> **WHAT IS ASKED**:
Return an exact copy of the lines from the one holding "Enumerate this screenshot's" to the end of the data, including both the starting and final lines. Leave the pictures out.

[Collection entries]

○ ○ ○

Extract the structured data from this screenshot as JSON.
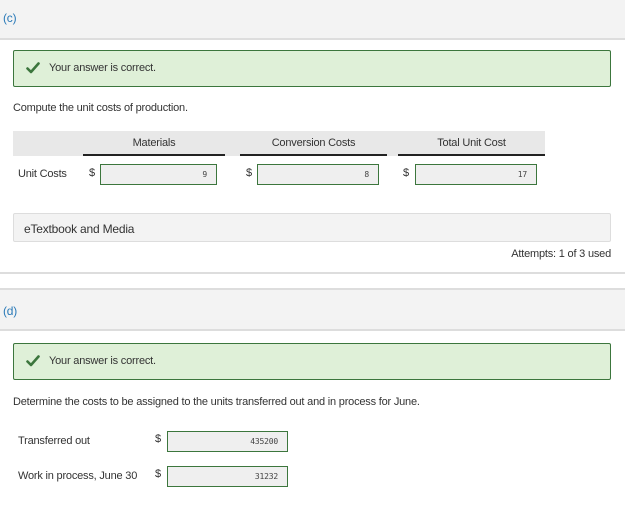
{
  "part_c": {
    "label": "(c)",
    "feedback": {
      "icon": "checkmark-icon",
      "message": "Your answer is correct.",
      "color": "#3c763d",
      "background": "#dff0d8"
    },
    "prompt": "Compute the unit costs of production.",
    "table": {
      "columns": [
        "Materials",
        "Conversion Costs",
        "Total Unit Cost"
      ],
      "rows": [
        {
          "label": "Unit Costs",
          "cells": [
            {
              "currency": "$",
              "value": "9"
            },
            {
              "currency": "$",
              "value": "8"
            },
            {
              "currency": "$",
              "value": "17"
            }
          ]
        }
      ]
    },
    "etextbook_label": "eTextbook and Media",
    "attempts": "Attempts: 1 of 3 used"
  },
  "part_d": {
    "label": "(d)",
    "feedback": {
      "icon": "checkmark-icon",
      "message": "Your answer is correct."
    },
    "prompt": "Determine the costs to be assigned to the units transferred out and in process for June.",
    "rows": [
      {
        "label": "Transferred out",
        "currency": "$",
        "value": "435200"
      },
      {
        "label": "Work in process, June 30",
        "currency": "$",
        "value": "31232"
      }
    ]
  }
}
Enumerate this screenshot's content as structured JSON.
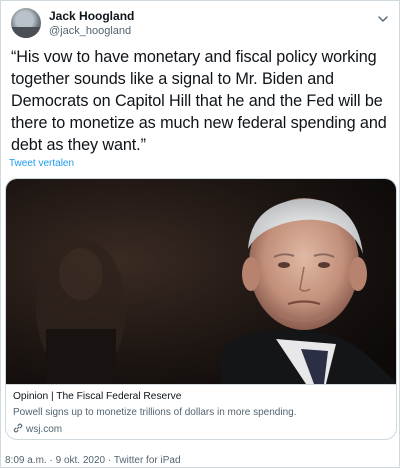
{
  "author": {
    "name": "Jack Hoogland",
    "handle": "@jack_hoogland"
  },
  "tweet": {
    "text": "“His vow to have monetary and fiscal policy working together sounds like a signal to Mr. Biden and Democrats on Capitol Hill that he and the Fed will be there to monetize as much new federal spending and debt as they want.”",
    "translate_label": "Tweet vertalen"
  },
  "card": {
    "title": "Opinion | The Fiscal Federal Reserve",
    "description": "Powell signs up to monetize trillions of dollars in more spending.",
    "domain": "wsj.com",
    "domain_icon": "link-icon"
  },
  "meta": {
    "time": "8:09 a.m.",
    "separator": "·",
    "date": "9 okt. 2020",
    "source": "Twitter for iPad"
  },
  "icons": {
    "menu": "chevron-down-icon",
    "avatar": "avatar-image"
  },
  "colors": {
    "link": "#1d9bf0",
    "secondary_text": "#536471",
    "border": "#cfd9de"
  }
}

○ ○ ○

> **FINAL RESULT**:
Enumerate this screenshot's content as structured JSON.
{
  "author": {
    "name": "Jack Hoogland",
    "handle": "@jack_hoogland"
  },
  "tweet": {
    "text": "“His vow to have monetary and fiscal policy working together sounds like a signal to Mr. Biden and Democrats on Capitol Hill that he and the Fed will be there to monetize as much new federal spending and debt as they want.”",
    "translate_label": "Tweet vertalen"
  },
  "card": {
    "title": "Opinion | The Fiscal Federal Reserve",
    "description": "Powell signs up to monetize trillions of dollars in more spending.",
    "domain": "wsj.com",
    "domain_icon": "link-icon"
  },
  "meta": {
    "time": "8:09 a.m.",
    "separator": "·",
    "date": "9 okt. 2020",
    "source": "Twitter for iPad"
  },
  "icons": {
    "menu": "chevron-down-icon",
    "avatar": "avatar-image"
  },
  "colors": {
    "link": "#1d9bf0",
    "secondary_text": "#536471",
    "border": "#cfd9de"
  }
}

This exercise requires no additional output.